YOUR INSTRUCTIONS: Leaving out all images, write out the records that follow exactly.

Items from a data source

● ● ●

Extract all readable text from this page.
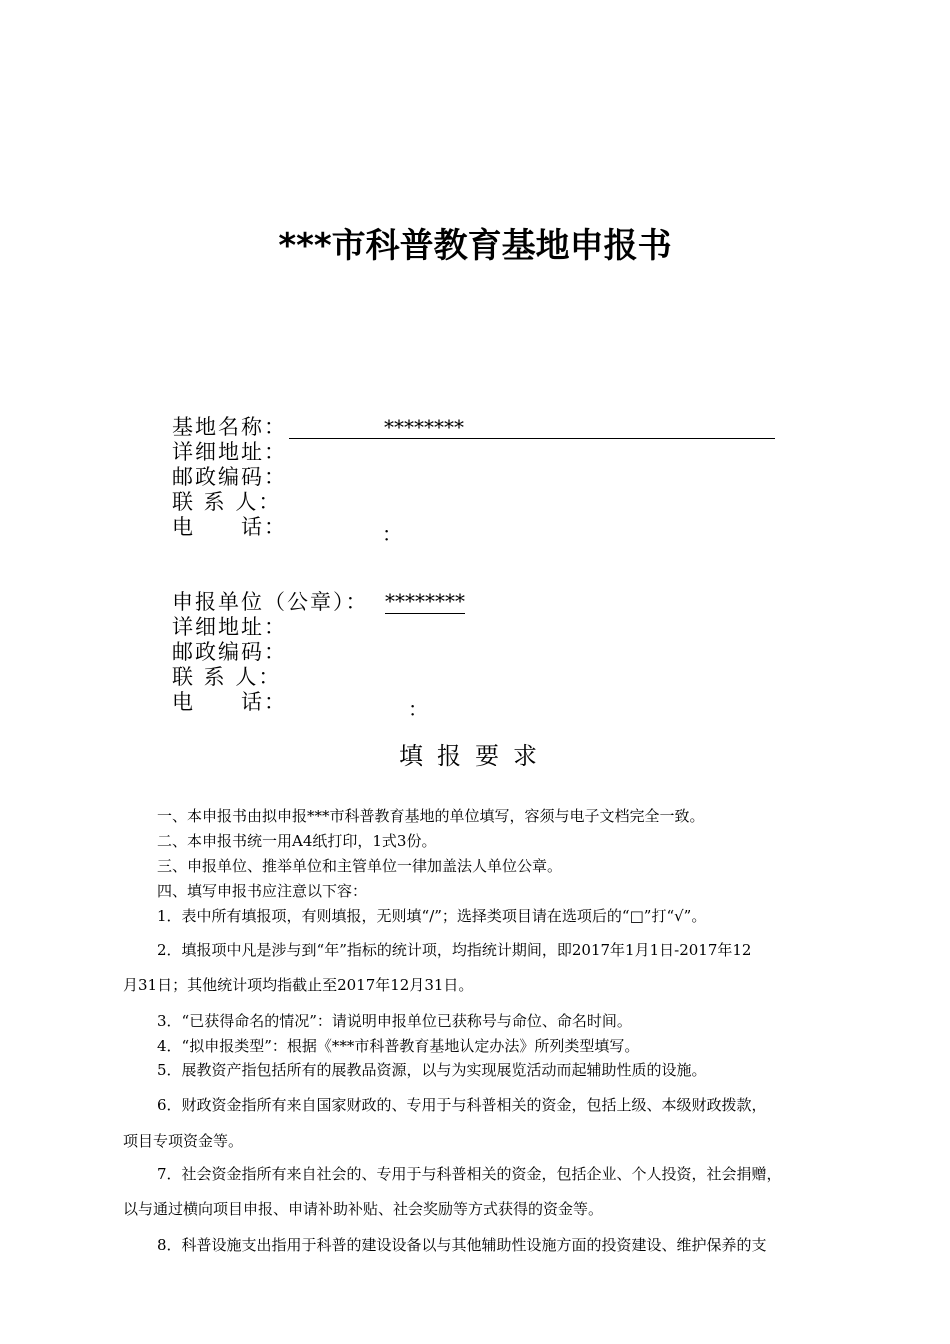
***市科普教育基地申报书
基地名称：	********
详细地址：
邮政编码：
联 系 人：
电　　话：	：
申报单位（公章）： ********
详细地址：
邮政编码：
联 系 人：
电　　话：	：
填报要求
一、本申报书由拟申报***市科普教育基地的单位填写，容须与电子文档完全一致。
二、本申报书统一用A4纸打印，1式3份。
三、申报单位、推举单位和主管单位一律加盖法人单位公章。
四、填写申报书应注意以下容：
1．表中所有填报项，有则填报，无则填“/”；选择类项目请在选项后的“□”打“√”。
2．填报项中凡是涉与到“年”指标的统计项，均指统计期间，即2017年1月1日-2017年12
月31日；其他统计项均指截止至2017年12月31日。
3．“已获得命名的情况”：请说明申报单位已获称号与命位、命名时间。
4．“拟申报类型”：根据《***市科普教育基地认定办法》所列类型填写。
5．展教资产指包括所有的展教品资源，以与为实现展览活动而起辅助性质的设施。
6．财政资金指所有来自国家财政的、专用于与科普相关的资金，包括上级、本级财政拨款，
项目专项资金等。
7．社会资金指所有来自社会的、专用于与科普相关的资金，包括企业、个人投资，社会捐赠，
以与通过横向项目申报、申请补助补贴、社会奖励等方式获得的资金等。
8．科普设施支出指用于科普的建设设备以与其他辅助性设施方面的投资建设、维护保养的支
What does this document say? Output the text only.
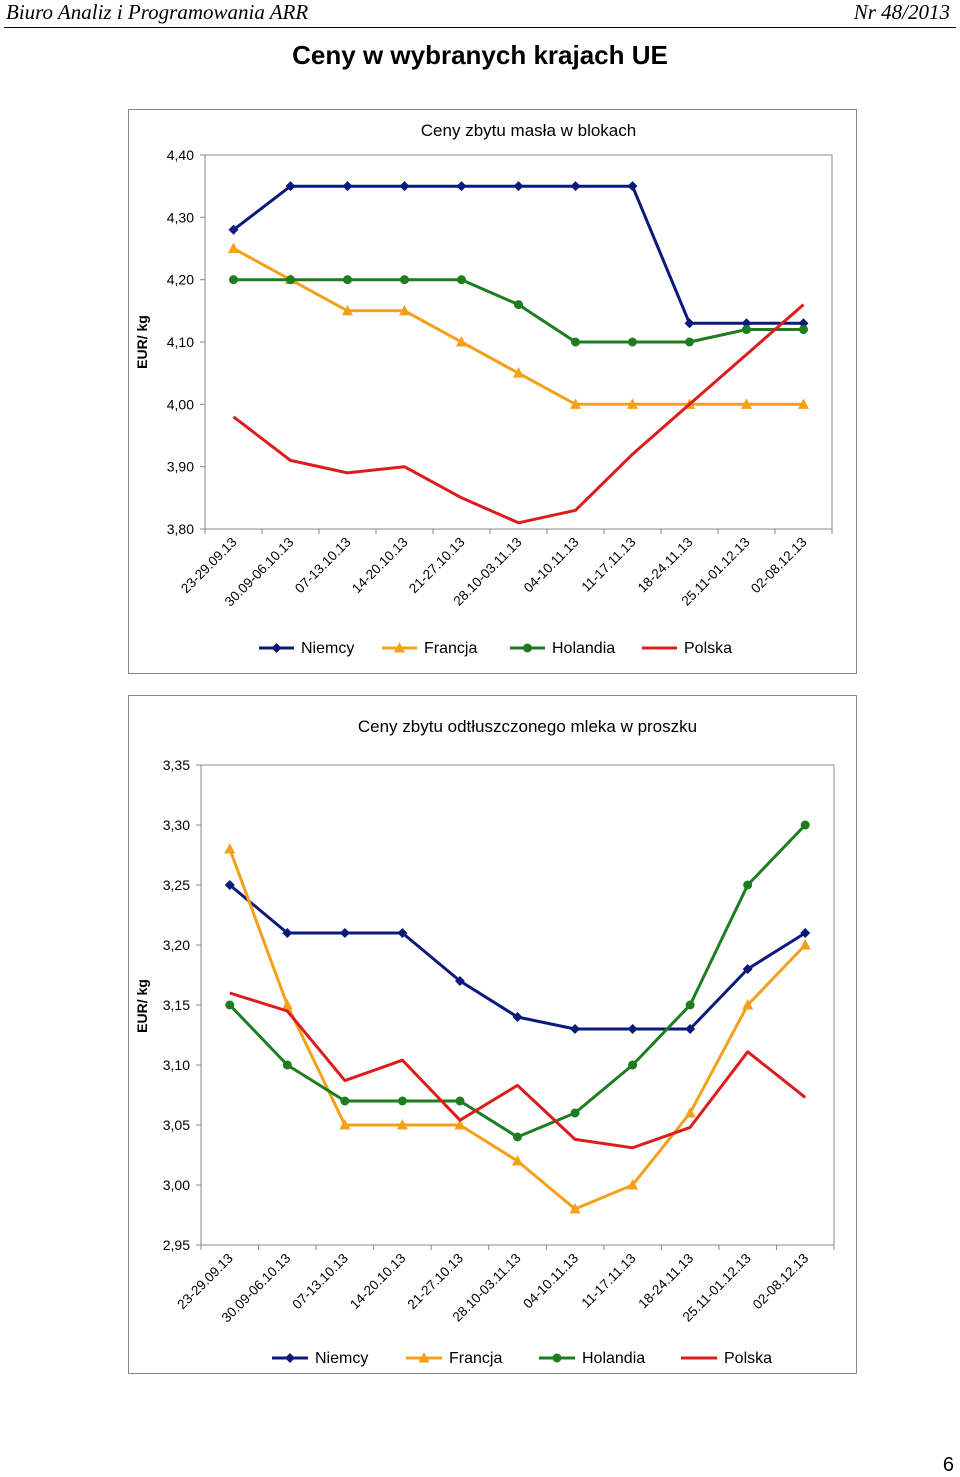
Biuro Analiz i Programowania ARR	Nr 48/2013
Ceny w wybranych krajach UE
Ceny zbytu masła w blokach
3,80
3,90
4,00
4,10
4,20
4,30
4,40
EUR/ kg
23-29.09.13
30.09-06.10.13
07-13.10.13
14-20.10.13
21-27.10.13
28.10-03.11.13
04-10.11.13
11-17.11.13
18-24.11.13
25.11-01.12.13
02-08.12.13
Niemcy	Francja	Holandia	Polska
Ceny zbytu odtłuszczonego mleka w proszku
2,95
3,00
3,05
3,10
3,15
3,20
3,25
3,30
3,35
EUR/ kg
23-29.09.13
30.09-06.10.13
07-13.10.13
14-20.10.13
21-27.10.13
28.10-03.11.13
04-10.11.13
11-17.11.13
18-24.11.13
25.11-01.12.13
02-08.12.13
Niemcy	Francja	Holandia	Polska
6
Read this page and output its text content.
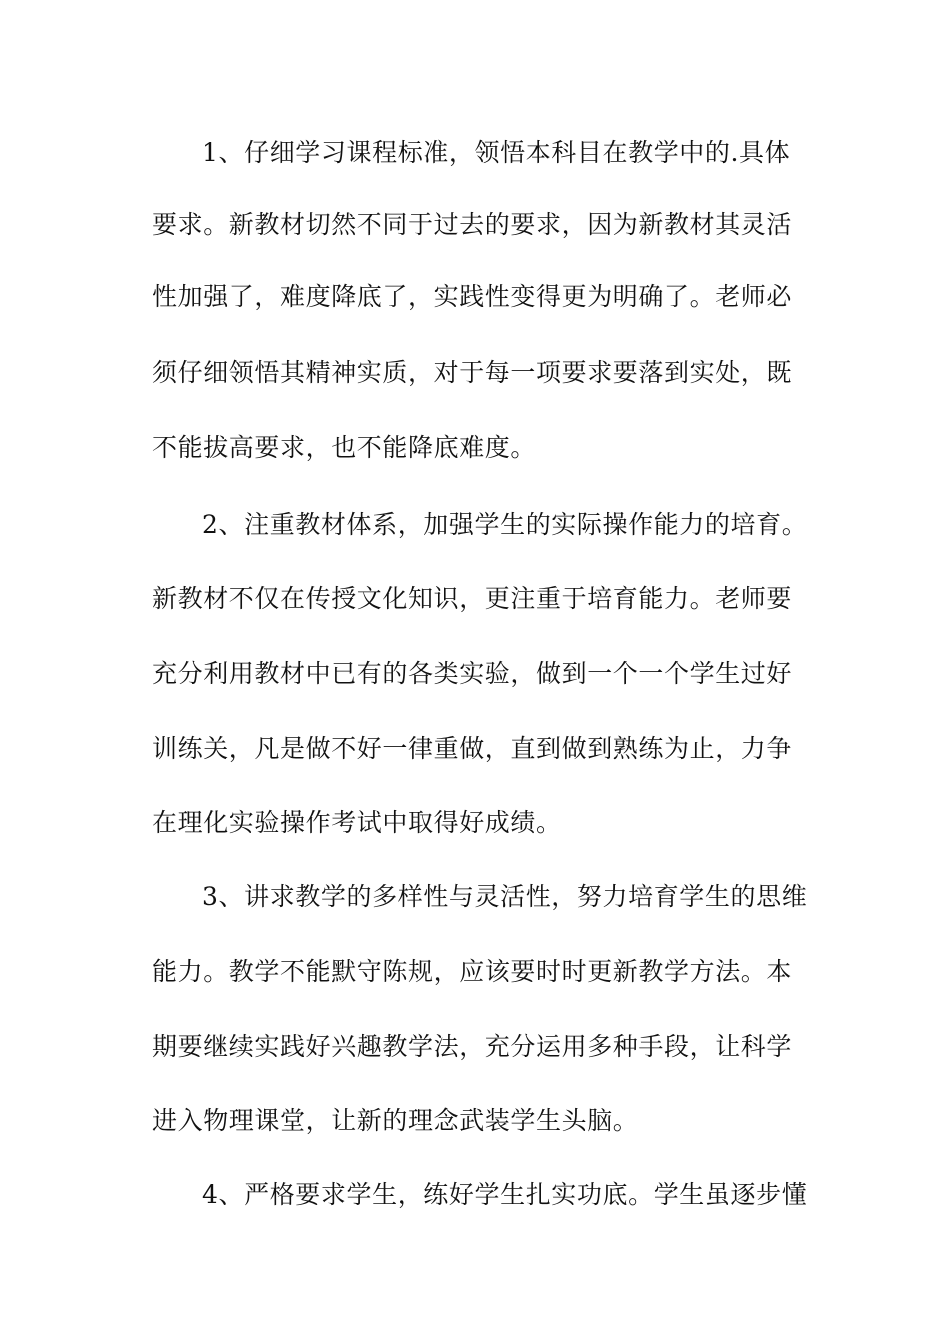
1、仔细学习课程标准，领悟本科目在教学中的.具体
要求。新教材切然不同于过去的要求，因为新教材其灵活
性加强了，难度降底了，实践性变得更为明确了。老师必
须仔细领悟其精神实质，对于每一项要求要落到实处，既
不能拔高要求，也不能降底难度。
2、注重教材体系，加强学生的实际操作能力的培育。
新教材不仅在传授文化知识，更注重于培育能力。老师要
充分利用教材中已有的各类实验，做到一个一个学生过好
训练关，凡是做不好一律重做，直到做到熟练为止，力争
在理化实验操作考试中取得好成绩。
3、讲求教学的多样性与灵活性，努力培育学生的思维
能力。教学不能默守陈规，应该要时时更新教学方法。本
期要继续实践好兴趣教学法，充分运用多种手段，让科学
进入物理课堂，让新的理念武装学生头脑。
4、严格要求学生，练好学生扎实功底。学生虽逐步懂
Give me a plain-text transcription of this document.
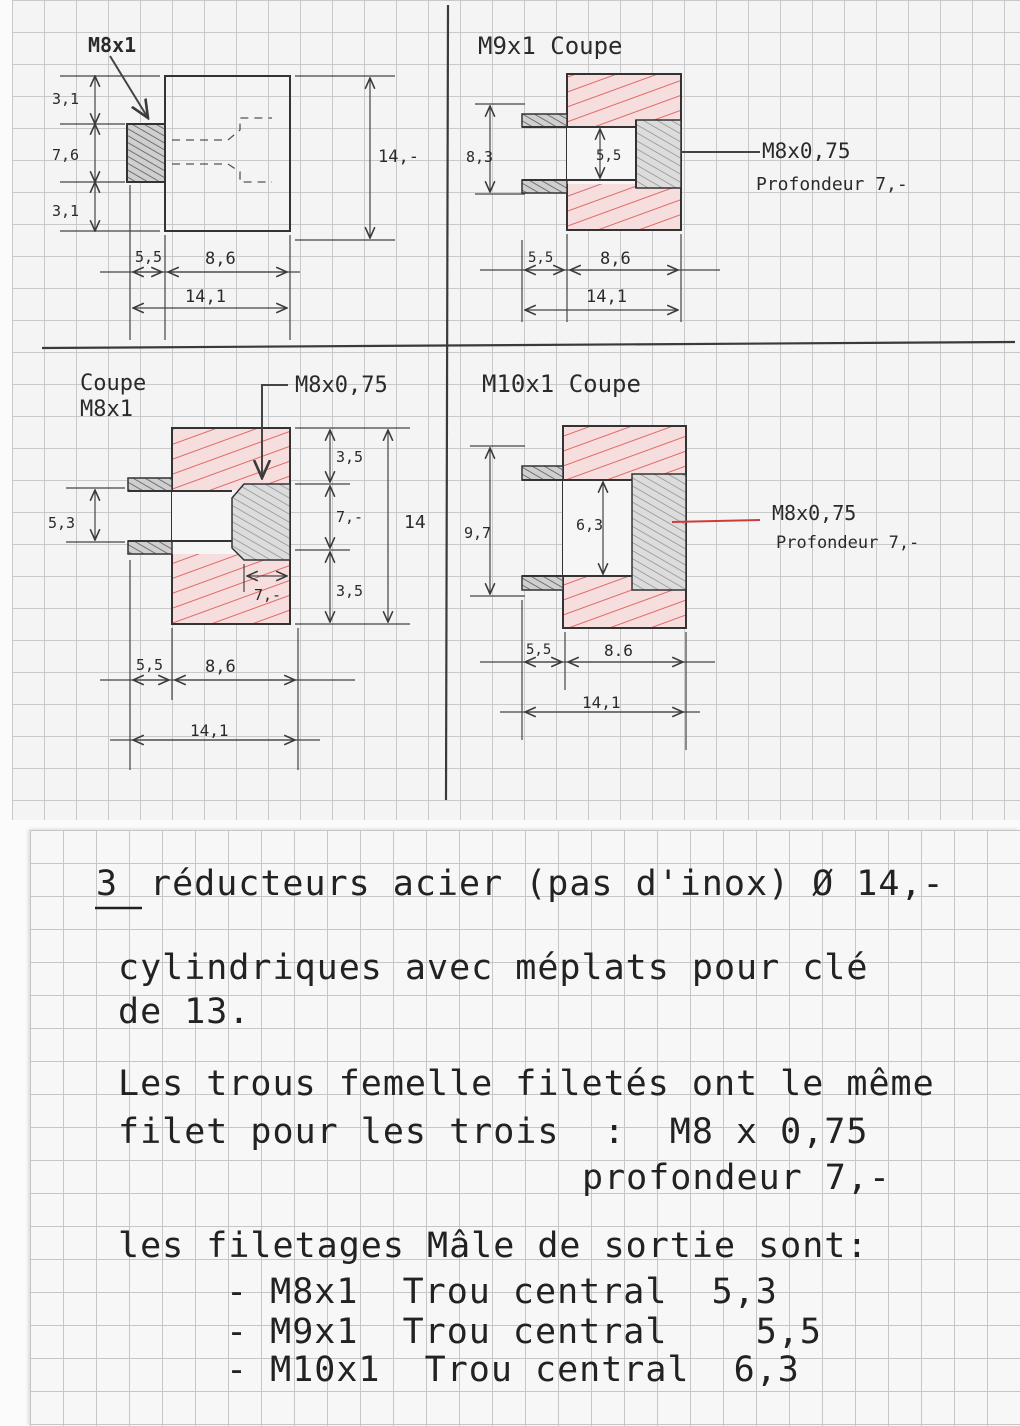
M8x1
3,1
7,6
3,1
14,-
5,5	8,6
14,1
M9x1 Coupe
8,3	5,5	M8x0,75
Profondeur 7,-
5,5	8,6
14,1
Coupe
M8x1
M8x0,75
5,3
3,5
7,-
3,5
14
7,-
5,5 8,6
14,1
M10x1 Coupe
9,7	6,3	M8x0,75
Profondeur 7,-
5,5	8.6
14,1
3 réducteurs acier (pas d'inox) Ø 14,-
cylindriques avec méplats pour clé
de 13.
Les trous femelle filetés ont le même
filet pour les trois  :  M8 x 0,75
profondeur 7,-
les filetages Mâle de sortie sont:
- M8x1  Trou central  5,3
- M9x1  Trou central    5,5
- M10x1  Trou central  6,3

● ● ●

ANSWER FOR THIS EXERCISE:
Extract all readable text from this page.
***市科普教育基地申报书
基地名称：	********
详细地址：
邮政编码：
联 系 人：
电　　话：	：
申报单位（公章）： ********
详细地址：
邮政编码：
联 系 人：
电　　话：	：
填报要求
一、本申报书由拟申报***市科普教育基地的单位填写，容须与电子文档完全一致。
二、本申报书统一用A4纸打印，1式3份。
三、申报单位、推举单位和主管单位一律加盖法人单位公章。
四、填写申报书应注意以下容：
1．表中所有填报项，有则填报，无则填“/”；选择类项目请在选项后的“□”打“√”。
2．填报项中凡是涉与到“年”指标的统计项，均指统计期间，即2017年1月1日-2017年12
月31日；其他统计项均指截止至2017年12月31日。
3．“已获得命名的情况”：请说明申报单位已获称号与命位、命名时间。
4．“拟申报类型”：根据《***市科普教育基地认定办法》所列类型填写。
5．展教资产指包括所有的展教品资源，以与为实现展览活动而起辅助性质的设施。
6．财政资金指所有来自国家财政的、专用于与科普相关的资金，包括上级、本级财政拨款，
项目专项资金等。
7．社会资金指所有来自社会的、专用于与科普相关的资金，包括企业、个人投资，社会捐赠，
以与通过横向项目申报、申请补助补贴、社会奖励等方式获得的资金等。
8．科普设施支出指用于科普的建设设备以与其他辅助性设施方面的投资建设、维护保养的支
What does this document say? Output the text only.
Biuro Analiz i Programowania ARR	Nr 48/2013
Ceny w wybranych krajach UE
Ceny zbytu masła w blokach
3,80
3,90
4,00
4,10
4,20
4,30
4,40
EUR/ kg
23-29.09.13
30.09-06.10.13
07-13.10.13
14-20.10.13
21-27.10.13
28.10-03.11.13
04-10.11.13
11-17.11.13
18-24.11.13
25.11-01.12.13
02-08.12.13
Niemcy	Francja	Holandia	Polska
Ceny zbytu odtłuszczonego mleka w proszku
2,95
3,00
3,05
3,10
3,15
3,20
3,25
3,30
3,35
EUR/ kg
23-29.09.13
30.09-06.10.13
07-13.10.13
14-20.10.13
21-27.10.13
28.10-03.11.13
04-10.11.13
11-17.11.13
18-24.11.13
25.11-01.12.13
02-08.12.13
Niemcy	Francja	Holandia	Polska
6
Read this page and output its text content.
1、仔细学习课程标准，领悟本科目在教学中的.具体
要求。新教材切然不同于过去的要求，因为新教材其灵活
性加强了，难度降底了，实践性变得更为明确了。老师必
须仔细领悟其精神实质，对于每一项要求要落到实处，既
不能拔高要求，也不能降底难度。
2、注重教材体系，加强学生的实际操作能力的培育。
新教材不仅在传授文化知识，更注重于培育能力。老师要
充分利用教材中已有的各类实验，做到一个一个学生过好
训练关，凡是做不好一律重做，直到做到熟练为止，力争
在理化实验操作考试中取得好成绩。
3、讲求教学的多样性与灵活性，努力培育学生的思维
能力。教学不能默守陈规，应该要时时更新教学方法。本
期要继续实践好兴趣教学法，充分运用多种手段，让科学
进入物理课堂，让新的理念武装学生头脑。
4、严格要求学生，练好学生扎实功底。学生虽逐步懂
Give me a plain-text transcription of this document.
M8x1
3,1
7,6
3,1
14,-
5,5	8,6
14,1
M9x1 Coupe
8,3	5,5	M8x0,75
Profondeur 7,-
5,5	8,6
14,1
Coupe
M8x1
M8x0,75
5,3
3,5
7,-
3,5
14
7,-
5,5 8,6
14,1
M10x1 Coupe
9,7	6,3	M8x0,75
Profondeur 7,-
5,5	8.6
14,1
3 réducteurs acier (pas d'inox) Ø 14,-
cylindriques avec méplats pour clé
de 13.
Les trous femelle filetés ont le même
filet pour les trois  :  M8 x 0,75
profondeur 7,-
les filetages Mâle de sortie sont:
- M8x1  Trou central  5,3
- M9x1  Trou central    5,5
- M10x1  Trou central  6,3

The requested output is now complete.